═════ STORED ROWS ═════

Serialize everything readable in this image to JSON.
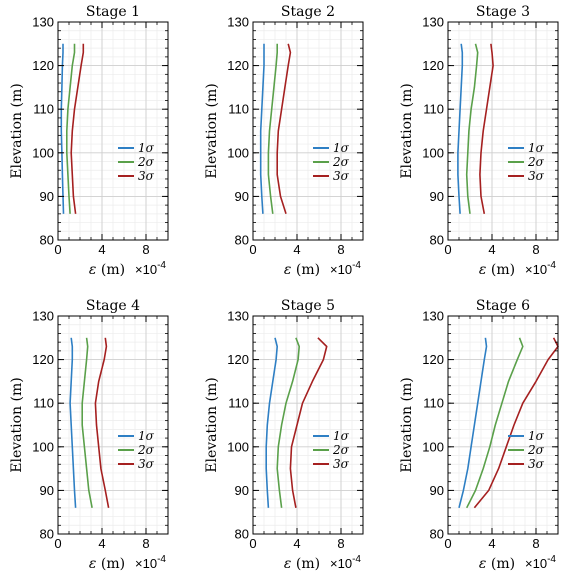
{
  "chart_data": [
    {
      "type": "line",
      "title": "Stage 1",
      "xlabel": "ε (m)",
      "xscale": "×10^-4",
      "ylabel": "Elevation (m)",
      "xlim": [
        0,
        10
      ],
      "ylim": [
        80,
        130
      ],
      "xticks": [
        "0",
        "4",
        "8"
      ],
      "yticks": [
        "80",
        "90",
        "100",
        "110",
        "120",
        "130"
      ],
      "grid": true,
      "legend_position": "right",
      "series": [
        {
          "name": "1σ",
          "color": "#2e7fc4",
          "x": [
            0.5,
            0.45,
            0.4,
            0.35,
            0.3,
            0.3,
            0.35,
            0.4,
            0.45,
            0.45
          ],
          "y": [
            86,
            90,
            95,
            100,
            105,
            110,
            115,
            120,
            123,
            125
          ]
        },
        {
          "name": "2σ",
          "color": "#5aa04a",
          "x": [
            1.1,
            1.0,
            0.9,
            0.8,
            0.8,
            0.9,
            1.1,
            1.3,
            1.5,
            1.5
          ],
          "y": [
            86,
            90,
            95,
            100,
            105,
            110,
            115,
            120,
            123,
            125
          ]
        },
        {
          "name": "3σ",
          "color": "#a52020",
          "x": [
            1.6,
            1.4,
            1.3,
            1.2,
            1.3,
            1.5,
            1.8,
            2.1,
            2.3,
            2.3
          ],
          "y": [
            86,
            90,
            95,
            100,
            105,
            110,
            115,
            120,
            123,
            125
          ]
        }
      ]
    },
    {
      "type": "line",
      "title": "Stage 2",
      "xlabel": "ε (m)",
      "xscale": "×10^-4",
      "ylabel": "Elevation (m)",
      "xlim": [
        0,
        10
      ],
      "ylim": [
        80,
        130
      ],
      "xticks": [
        "0",
        "4",
        "8"
      ],
      "yticks": [
        "80",
        "90",
        "100",
        "110",
        "120",
        "130"
      ],
      "grid": true,
      "legend_position": "right",
      "series": [
        {
          "name": "1σ",
          "color": "#2e7fc4",
          "x": [
            0.9,
            0.8,
            0.7,
            0.7,
            0.7,
            0.8,
            0.9,
            1.0,
            1.0,
            1.0
          ],
          "y": [
            86,
            90,
            95,
            100,
            105,
            110,
            115,
            120,
            123,
            125
          ]
        },
        {
          "name": "2σ",
          "color": "#5aa04a",
          "x": [
            1.8,
            1.6,
            1.4,
            1.4,
            1.5,
            1.7,
            1.9,
            2.1,
            2.2,
            2.2
          ],
          "y": [
            86,
            90,
            95,
            100,
            105,
            110,
            115,
            120,
            123,
            125
          ]
        },
        {
          "name": "3σ",
          "color": "#a52020",
          "x": [
            3.0,
            2.5,
            2.2,
            2.2,
            2.3,
            2.6,
            2.9,
            3.2,
            3.4,
            3.2
          ],
          "y": [
            86,
            90,
            95,
            100,
            105,
            110,
            115,
            120,
            123,
            125
          ]
        }
      ]
    },
    {
      "type": "line",
      "title": "Stage 3",
      "xlabel": "ε (m)",
      "xscale": "×10^-4",
      "ylabel": "Elevation (m)",
      "xlim": [
        0,
        10
      ],
      "ylim": [
        80,
        130
      ],
      "xticks": [
        "0",
        "4",
        "8"
      ],
      "yticks": [
        "80",
        "90",
        "100",
        "110",
        "120",
        "130"
      ],
      "grid": true,
      "legend_position": "right",
      "series": [
        {
          "name": "1σ",
          "color": "#2e7fc4",
          "x": [
            1.1,
            1.0,
            0.9,
            0.9,
            1.0,
            1.1,
            1.2,
            1.3,
            1.3,
            1.2
          ],
          "y": [
            86,
            90,
            95,
            100,
            105,
            110,
            115,
            120,
            123,
            125
          ]
        },
        {
          "name": "2σ",
          "color": "#5aa04a",
          "x": [
            2.0,
            1.8,
            1.7,
            1.8,
            1.9,
            2.1,
            2.4,
            2.6,
            2.7,
            2.5
          ],
          "y": [
            86,
            90,
            95,
            100,
            105,
            110,
            115,
            120,
            123,
            125
          ]
        },
        {
          "name": "3σ",
          "color": "#a52020",
          "x": [
            3.3,
            3.0,
            2.9,
            3.0,
            3.2,
            3.5,
            3.8,
            4.1,
            4.0,
            3.9
          ],
          "y": [
            86,
            90,
            95,
            100,
            105,
            110,
            115,
            120,
            123,
            125
          ]
        }
      ]
    },
    {
      "type": "line",
      "title": "Stage 4",
      "xlabel": "ε (m)",
      "xscale": "×10^-4",
      "ylabel": "Elevation (m)",
      "xlim": [
        0,
        10
      ],
      "ylim": [
        80,
        130
      ],
      "xticks": [
        "0",
        "4",
        "8"
      ],
      "yticks": [
        "80",
        "90",
        "100",
        "110",
        "120",
        "130"
      ],
      "grid": true,
      "legend_position": "bottom-right",
      "series": [
        {
          "name": "1σ",
          "color": "#2e7fc4",
          "x": [
            1.6,
            1.5,
            1.4,
            1.3,
            1.2,
            1.1,
            1.2,
            1.3,
            1.3,
            1.2
          ],
          "y": [
            86,
            90,
            95,
            100,
            105,
            110,
            115,
            120,
            123,
            125
          ]
        },
        {
          "name": "2σ",
          "color": "#5aa04a",
          "x": [
            3.1,
            2.8,
            2.6,
            2.4,
            2.2,
            2.2,
            2.4,
            2.6,
            2.7,
            2.6
          ],
          "y": [
            86,
            90,
            95,
            100,
            105,
            110,
            115,
            120,
            123,
            125
          ]
        },
        {
          "name": "3σ",
          "color": "#a52020",
          "x": [
            4.6,
            4.3,
            3.9,
            3.7,
            3.5,
            3.4,
            3.7,
            4.2,
            4.4,
            4.3
          ],
          "y": [
            86,
            90,
            95,
            100,
            105,
            110,
            115,
            120,
            123,
            125
          ]
        }
      ]
    },
    {
      "type": "line",
      "title": "Stage 5",
      "xlabel": "ε (m)",
      "xscale": "×10^-4",
      "ylabel": "Elevation (m)",
      "xlim": [
        0,
        10
      ],
      "ylim": [
        80,
        130
      ],
      "xticks": [
        "0",
        "4",
        "8"
      ],
      "yticks": [
        "80",
        "90",
        "100",
        "110",
        "120",
        "130"
      ],
      "grid": true,
      "legend_position": "bottom-right",
      "series": [
        {
          "name": "1σ",
          "color": "#2e7fc4",
          "x": [
            1.4,
            1.3,
            1.2,
            1.2,
            1.3,
            1.5,
            1.8,
            2.1,
            2.2,
            2.0
          ],
          "y": [
            86,
            90,
            95,
            100,
            105,
            110,
            115,
            120,
            123,
            125
          ]
        },
        {
          "name": "2σ",
          "color": "#5aa04a",
          "x": [
            2.6,
            2.4,
            2.2,
            2.3,
            2.6,
            3.0,
            3.6,
            4.1,
            4.2,
            3.9
          ],
          "y": [
            86,
            90,
            95,
            100,
            105,
            110,
            115,
            120,
            123,
            125
          ]
        },
        {
          "name": "3σ",
          "color": "#a52020",
          "x": [
            3.9,
            3.6,
            3.4,
            3.5,
            4.0,
            4.5,
            5.4,
            6.4,
            6.7,
            5.9
          ],
          "y": [
            86,
            90,
            95,
            100,
            105,
            110,
            115,
            120,
            123,
            125
          ]
        }
      ]
    },
    {
      "type": "line",
      "title": "Stage 6",
      "xlabel": "ε (m)",
      "xscale": "×10^-4",
      "ylabel": "Elevation (m)",
      "xlim": [
        0,
        10
      ],
      "ylim": [
        80,
        130
      ],
      "xticks": [
        "0",
        "4",
        "8"
      ],
      "yticks": [
        "80",
        "90",
        "100",
        "110",
        "120",
        "130"
      ],
      "grid": true,
      "legend_position": "bottom-right",
      "series": [
        {
          "name": "1σ",
          "color": "#2e7fc4",
          "x": [
            1.0,
            1.4,
            1.8,
            2.1,
            2.4,
            2.7,
            3.0,
            3.3,
            3.5,
            3.4
          ],
          "y": [
            86,
            90,
            95,
            100,
            105,
            110,
            115,
            120,
            123,
            125
          ]
        },
        {
          "name": "2σ",
          "color": "#5aa04a",
          "x": [
            1.7,
            2.5,
            3.2,
            3.8,
            4.3,
            4.9,
            5.5,
            6.3,
            6.8,
            6.5
          ],
          "y": [
            86,
            90,
            95,
            100,
            105,
            110,
            115,
            120,
            123,
            125
          ]
        },
        {
          "name": "3σ",
          "color": "#a52020",
          "x": [
            2.4,
            3.7,
            4.6,
            5.3,
            6.0,
            6.8,
            8.0,
            9.1,
            10.0,
            9.6
          ],
          "y": [
            86,
            90,
            95,
            100,
            105,
            110,
            115,
            120,
            123,
            125
          ]
        }
      ]
    }
  ]
}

═════

TASK BRIEF
Read the data above. Pull out each line in which the string "Stage" appears.

OUTPUT FOR THIS EXERCISE
      "title": "Stage 1",
      "title": "Stage 2",
      "title": "Stage 3",
      "title": "Stage 4",
      "title": "Stage 5",
      "title": "Stage 6",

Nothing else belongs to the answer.